What you should do:
Restate each line of the listing exactly, without carrying over any pictures.

(Collected data entries)
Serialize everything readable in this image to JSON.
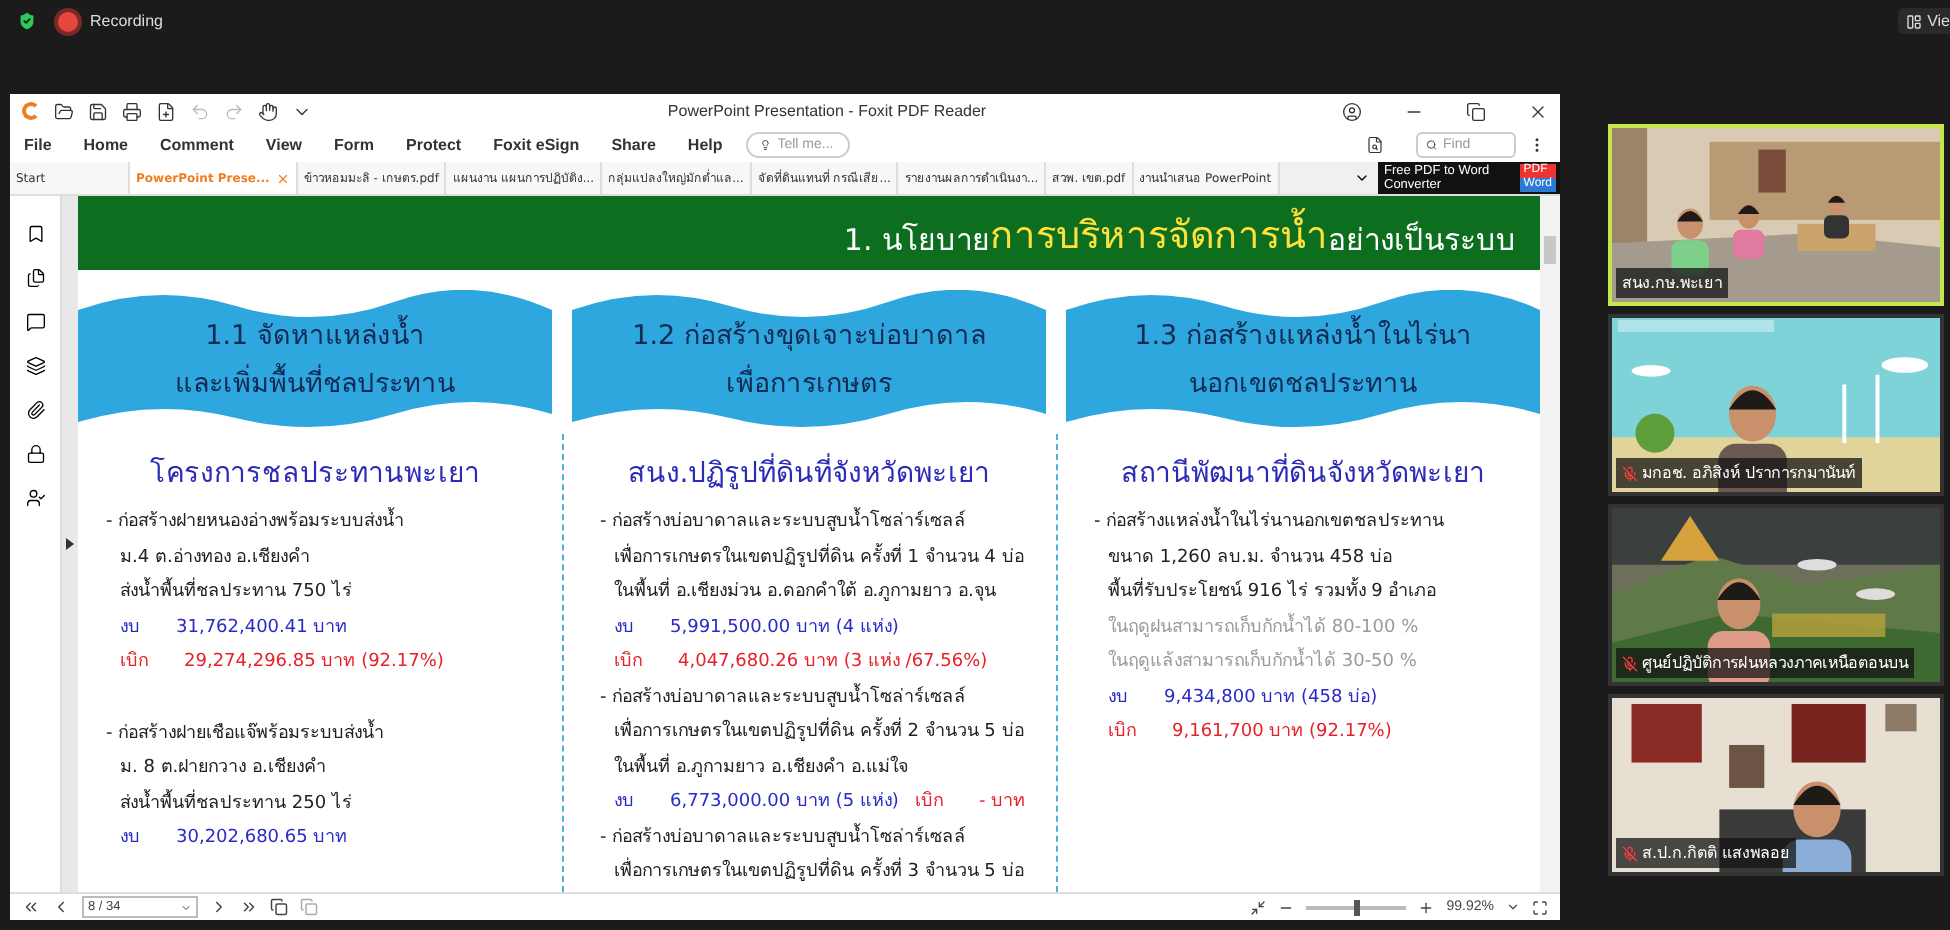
{
  "meeting_bar": {
    "recording": "Recording",
    "view_button": "Vie"
  },
  "reader": {
    "title": "PowerPoint Presentation - Foxit PDF Reader",
    "menu": [
      "File",
      "Home",
      "Comment",
      "View",
      "Form",
      "Protect",
      "Foxit eSign",
      "Share",
      "Help"
    ],
    "tell_me": {
      "placeholder": "Tell me..."
    },
    "find": {
      "placeholder": "Find"
    },
    "ad": {
      "text": "Free PDF to Word Converter",
      "badge_top": "PDF",
      "badge_bottom": "Word"
    },
    "tabs": [
      {
        "label": "Start",
        "selected": false
      },
      {
        "label": "PowerPoint Prese...",
        "selected": true
      },
      {
        "label": "ข้าวหอมมะลิ - เกษตร.pdf",
        "selected": false
      },
      {
        "label": "แผนงาน แผนการปฏิบัติง...",
        "selected": false
      },
      {
        "label": "กลุ่มแปลงใหญ่มักต่ำแล...",
        "selected": false
      },
      {
        "label": "จัดที่ดินแทนที่ กรณีเสีย...",
        "selected": false
      },
      {
        "label": "รายงานผลการดำเนินงา...",
        "selected": false
      },
      {
        "label": "สวพ. เขต.pdf",
        "selected": false
      },
      {
        "label": "งานนำเสนอ PowerPoint",
        "selected": false
      }
    ],
    "status_bar": {
      "page": "8 / 34",
      "zoom": "99.92%",
      "zoom_slider": {
        "level": 0.5
      }
    }
  },
  "slide": {
    "heading": {
      "prefix": "1. นโยบาย",
      "highlight": "การบริหารจัดการน้ำ",
      "suffix": "อย่างเป็นระบบ"
    },
    "columns": [
      {
        "title": [
          "1.1 จัดหาแหล่งน้ำ",
          "และเพิ่มพื้นที่ชลประทาน"
        ],
        "agency": "โครงการชลประทานพะเยา",
        "entries": [
          {
            "lines": [
              {
                "kind": "text",
                "text": "- ก่อสร้างฝายหนองอ่างพร้อมระบบส่งน้ำ"
              },
              {
                "kind": "text",
                "text": "ม.4 ต.อ่างทอง อ.เชียงคำ"
              },
              {
                "kind": "text",
                "text": "ส่งน้ำพื้นที่ชลประทาน 750 ไร่"
              }
            ],
            "figures": [
              [
                {
                  "kind": "budget",
                  "label": "งบ",
                  "value": "31,762,400.41 บาท"
                }
              ],
              [
                {
                  "kind": "withdraw",
                  "label": "เบิก",
                  "value": "29,274,296.85 บาท (92.17%)"
                }
              ]
            ]
          },
          {
            "lines": [
              {
                "kind": "text",
                "text": "- ก่อสร้างฝายเชือแจ๊พร้อมระบบส่งน้ำ"
              },
              {
                "kind": "text",
                "text": "ม. 8 ต.ฝายกวาง อ.เชียงคำ"
              },
              {
                "kind": "text",
                "text": "ส่งน้ำพื้นที่ชลประทาน 250 ไร่"
              }
            ],
            "figures": [
              [
                {
                  "kind": "budget",
                  "label": "งบ",
                  "value": "30,202,680.65 บาท"
                }
              ]
            ]
          }
        ]
      },
      {
        "title": [
          "1.2 ก่อสร้างขุดเจาะบ่อบาดาล",
          "เพื่อการเกษตร"
        ],
        "agency": "สนง.ปฏิรูปที่ดินที่จังหวัดพะเยา",
        "entries": [
          {
            "lines": [
              {
                "kind": "text",
                "text": "- ก่อสร้างบ่อบาดาลและระบบสูบน้ำโซล่าร์เซลล์"
              },
              {
                "kind": "text",
                "text": "เพื่อการเกษตรในเขตปฏิรูปที่ดิน ครั้งที่ 1 จำนวน 4 บ่อ"
              },
              {
                "kind": "text",
                "text": "ในพื้นที่ อ.เชียงม่วน อ.ดอกคำใต้ อ.ภูกามยาว อ.จุน"
              }
            ],
            "figures": [
              [
                {
                  "kind": "budget",
                  "label": "งบ",
                  "value": "5,991,500.00 บาท (4 แห่ง)"
                }
              ],
              [
                {
                  "kind": "withdraw",
                  "label": "เบิก",
                  "value": "4,047,680.26 บาท (3 แห่ง /67.56%)"
                }
              ]
            ]
          },
          {
            "lines": [
              {
                "kind": "text",
                "text": "- ก่อสร้างบ่อบาดาลและระบบสูบน้ำโซล่าร์เซลล์"
              },
              {
                "kind": "text",
                "text": "เพื่อการเกษตรในเขตปฏิรูปที่ดิน ครั้งที่ 2  จำนวน 5 บ่อ"
              },
              {
                "kind": "text",
                "text": "ในพื้นที่ อ.ภูกามยาว อ.เชียงคำ อ.แม่ใจ"
              }
            ],
            "figures": [
              [
                {
                  "kind": "budget",
                  "label": "งบ",
                  "value": "6,773,000.00 บาท (5 แห่ง)"
                },
                {
                  "kind": "withdraw",
                  "label": "เบิก",
                  "value": "-  บาท"
                }
              ]
            ]
          },
          {
            "lines": [
              {
                "kind": "text",
                "text": "- ก่อสร้างบ่อบาดาลและระบบสูบน้ำโซล่าร์เซลล์"
              },
              {
                "kind": "text",
                "text": "เพื่อการเกษตรในเขตปฏิรูปที่ดิน ครั้งที่ 3  จำนวน 5 บ่อ"
              }
            ]
          }
        ]
      },
      {
        "title": [
          "1.3 ก่อสร้างแหล่งน้ำในไร่นา",
          "นอกเขตชลประทาน"
        ],
        "agency": "สถานีพัฒนาที่ดินจังหวัดพะเยา",
        "entries": [
          {
            "lines": [
              {
                "kind": "text",
                "text": "- ก่อสร้างแหล่งน้ำในไร่นานอกเขตชลประทาน"
              },
              {
                "kind": "text",
                "text": "ขนาด 1,260 ลบ.ม.  จำนวน 458 บ่อ"
              },
              {
                "kind": "text",
                "text": "พื้นที่รับประโยชน์  916 ไร่ รวมทั้ง 9 อำเภอ"
              },
              {
                "kind": "note",
                "text": "ในฤดูฝนสามารถเก็บกักน้ำได้ 80-100 %"
              },
              {
                "kind": "note",
                "text": "ในฤดูแล้งสามารถเก็บกักน้ำได้ 30-50 %"
              }
            ],
            "figures": [
              [
                {
                  "kind": "budget",
                  "label": "งบ",
                  "value": "9,434,800 บาท (458 บ่อ)"
                }
              ],
              [
                {
                  "kind": "withdraw",
                  "label": "เบิก",
                  "value": "9,161,700 บาท (92.17%)"
                }
              ]
            ]
          }
        ]
      }
    ]
  },
  "participants": [
    {
      "name": "สนง.กษ.พะเยา",
      "speaking": true,
      "muted": false,
      "kind": "room"
    },
    {
      "name": "มกอช. อภิสิงห์ ปราการกมานันท์",
      "speaking": false,
      "muted": true,
      "kind": "sky"
    },
    {
      "name": "ศูนย์ปฏิบัติการฝนหลวงภาคเหนือตอนบน",
      "speaking": false,
      "muted": true,
      "kind": "landscape"
    },
    {
      "name": "ส.ป.ก.กิตติ แสงพลอย",
      "speaking": false,
      "muted": true,
      "kind": "office"
    }
  ]
}
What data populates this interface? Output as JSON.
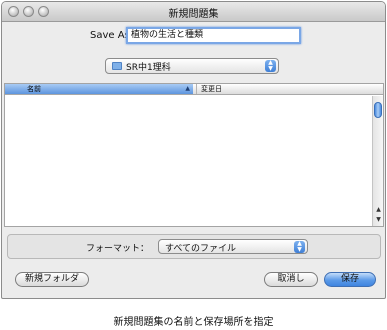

Result of the exercise:
Serialize everything readable in this image to JSON.
{
  "meeting_bar": {
    "recording": "Recording",
    "view_button": "Vie"
  },
  "reader": {
    "title": "PowerPoint Presentation - Foxit PDF Reader",
    "menu": [
      "File",
      "Home",
      "Comment",
      "View",
      "Form",
      "Protect",
      "Foxit eSign",
      "Share",
      "Help"
    ],
    "tell_me": {
      "placeholder": "Tell me..."
    },
    "find": {
      "placeholder": "Find"
    },
    "ad": {
      "text": "Free PDF to Word Converter",
      "badge_top": "PDF",
      "badge_bottom": "Word"
    },
    "tabs": [
      {
        "label": "Start",
        "selected": false
      },
      {
        "label": "PowerPoint Prese...",
        "selected": true
      },
      {
        "label": "ข้าวหอมมะลิ - เกษตร.pdf",
        "selected": false
      },
      {
        "label": "แผนงาน แผนการปฏิบัติง...",
        "selected": false
      },
      {
        "label": "กลุ่มแปลงใหญ่มักต่ำแล...",
        "selected": false
      },
      {
        "label": "จัดที่ดินแทนที่ กรณีเสีย...",
        "selected": false
      },
      {
        "label": "รายงานผลการดำเนินงา...",
        "selected": false
      },
      {
        "label": "สวพ. เขต.pdf",
        "selected": false
      },
      {
        "label": "งานนำเสนอ PowerPoint",
        "selected": false
      }
    ],
    "status_bar": {
      "page": "8 / 34",
      "zoom": "99.92%",
      "zoom_slider": {
        "level": 0.5
      }
    }
  },
  "slide": {
    "heading": {
      "prefix": "1. นโยบาย",
      "highlight": "การบริหารจัดการน้ำ",
      "suffix": "อย่างเป็นระบบ"
    },
    "columns": [
      {
        "title": [
          "1.1 จัดหาแหล่งน้ำ",
          "และเพิ่มพื้นที่ชลประทาน"
        ],
        "agency": "โครงการชลประทานพะเยา",
        "entries": [
          {
            "lines": [
              {
                "kind": "text",
                "text": "- ก่อสร้างฝายหนองอ่างพร้อมระบบส่งน้ำ"
              },
              {
                "kind": "text",
                "text": "ม.4 ต.อ่างทอง อ.เชียงคำ"
              },
              {
                "kind": "text",
                "text": "ส่งน้ำพื้นที่ชลประทาน 750 ไร่"
              }
            ],
            "figures": [
              [
                {
                  "kind": "budget",
                  "label": "งบ",
                  "value": "31,762,400.41 บาท"
                }
              ],
              [
                {
                  "kind": "withdraw",
                  "label": "เบิก",
                  "value": "29,274,296.85 บาท (92.17%)"
                }
              ]
            ]
          },
          {
            "lines": [
              {
                "kind": "text",
                "text": "- ก่อสร้างฝายเชือแจ๊พร้อมระบบส่งน้ำ"
              },
              {
                "kind": "text",
                "text": "ม. 8 ต.ฝายกวาง อ.เชียงคำ"
              },
              {
                "kind": "text",
                "text": "ส่งน้ำพื้นที่ชลประทาน 250 ไร่"
              }
            ],
            "figures": [
              [
                {
                  "kind": "budget",
                  "label": "งบ",
                  "value": "30,202,680.65 บาท"
                }
              ]
            ]
          }
        ]
      },
      {
        "title": [
          "1.2 ก่อสร้างขุดเจาะบ่อบาดาล",
          "เพื่อการเกษตร"
        ],
        "agency": "สนง.ปฏิรูปที่ดินที่จังหวัดพะเยา",
        "entries": [
          {
            "lines": [
              {
                "kind": "text",
                "text": "- ก่อสร้างบ่อบาดาลและระบบสูบน้ำโซล่าร์เซลล์"
              },
              {
                "kind": "text",
                "text": "เพื่อการเกษตรในเขตปฏิรูปที่ดิน ครั้งที่ 1 จำนวน 4 บ่อ"
              },
              {
                "kind": "text",
                "text": "ในพื้นที่ อ.เชียงม่วน อ.ดอกคำใต้ อ.ภูกามยาว อ.จุน"
              }
            ],
            "figures": [
              [
                {
                  "kind": "budget",
                  "label": "งบ",
                  "value": "5,991,500.00 บาท (4 แห่ง)"
                }
              ],
              [
                {
                  "kind": "withdraw",
                  "label": "เบิก",
                  "value": "4,047,680.26 บาท (3 แห่ง /67.56%)"
                }
              ]
            ]
          },
          {
            "lines": [
              {
                "kind": "text",
                "text": "- ก่อสร้างบ่อบาดาลและระบบสูบน้ำโซล่าร์เซลล์"
              },
              {
                "kind": "text",
                "text": "เพื่อการเกษตรในเขตปฏิรูปที่ดิน ครั้งที่ 2  จำนวน 5 บ่อ"
              },
              {
                "kind": "text",
                "text": "ในพื้นที่ อ.ภูกามยาว อ.เชียงคำ อ.แม่ใจ"
              }
            ],
            "figures": [
              [
                {
                  "kind": "budget",
                  "label": "งบ",
                  "value": "6,773,000.00 บาท (5 แห่ง)"
                },
                {
                  "kind": "withdraw",
                  "label": "เบิก",
                  "value": "-  บาท"
                }
              ]
            ]
          },
          {
            "lines": [
              {
                "kind": "text",
                "text": "- ก่อสร้างบ่อบาดาลและระบบสูบน้ำโซล่าร์เซลล์"
              },
              {
                "kind": "text",
                "text": "เพื่อการเกษตรในเขตปฏิรูปที่ดิน ครั้งที่ 3  จำนวน 5 บ่อ"
              }
            ]
          }
        ]
      },
      {
        "title": [
          "1.3 ก่อสร้างแหล่งน้ำในไร่นา",
          "นอกเขตชลประทาน"
        ],
        "agency": "สถานีพัฒนาที่ดินจังหวัดพะเยา",
        "entries": [
          {
            "lines": [
              {
                "kind": "text",
                "text": "- ก่อสร้างแหล่งน้ำในไร่นานอกเขตชลประทาน"
              },
              {
                "kind": "text",
                "text": "ขนาด 1,260 ลบ.ม.  จำนวน 458 บ่อ"
              },
              {
                "kind": "text",
                "text": "พื้นที่รับประโยชน์  916 ไร่ รวมทั้ง 9 อำเภอ"
              },
              {
                "kind": "note",
                "text": "ในฤดูฝนสามารถเก็บกักน้ำได้ 80-100 %"
              },
              {
                "kind": "note",
                "text": "ในฤดูแล้งสามารถเก็บกักน้ำได้ 30-50 %"
              }
            ],
            "figures": [
              [
                {
                  "kind": "budget",
                  "label": "งบ",
                  "value": "9,434,800 บาท (458 บ่อ)"
                }
              ],
              [
                {
                  "kind": "withdraw",
                  "label": "เบิก",
                  "value": "9,161,700 บาท (92.17%)"
                }
              ]
            ]
          }
        ]
      }
    ]
  },
  "participants": [
    {
      "name": "สนง.กษ.พะเยา",
      "speaking": true,
      "muted": false,
      "kind": "room"
    },
    {
      "name": "มกอช. อภิสิงห์ ปราการกมานันท์",
      "speaking": false,
      "muted": true,
      "kind": "sky"
    },
    {
      "name": "ศูนย์ปฏิบัติการฝนหลวงภาคเหนือตอนบน",
      "speaking": false,
      "muted": true,
      "kind": "landscape"
    },
    {
      "name": "ส.ป.ก.กิตติ แสงพลอย",
      "speaking": false,
      "muted": true,
      "kind": "office"
    }
  ]
}
What data populates this interface? Output as JSON.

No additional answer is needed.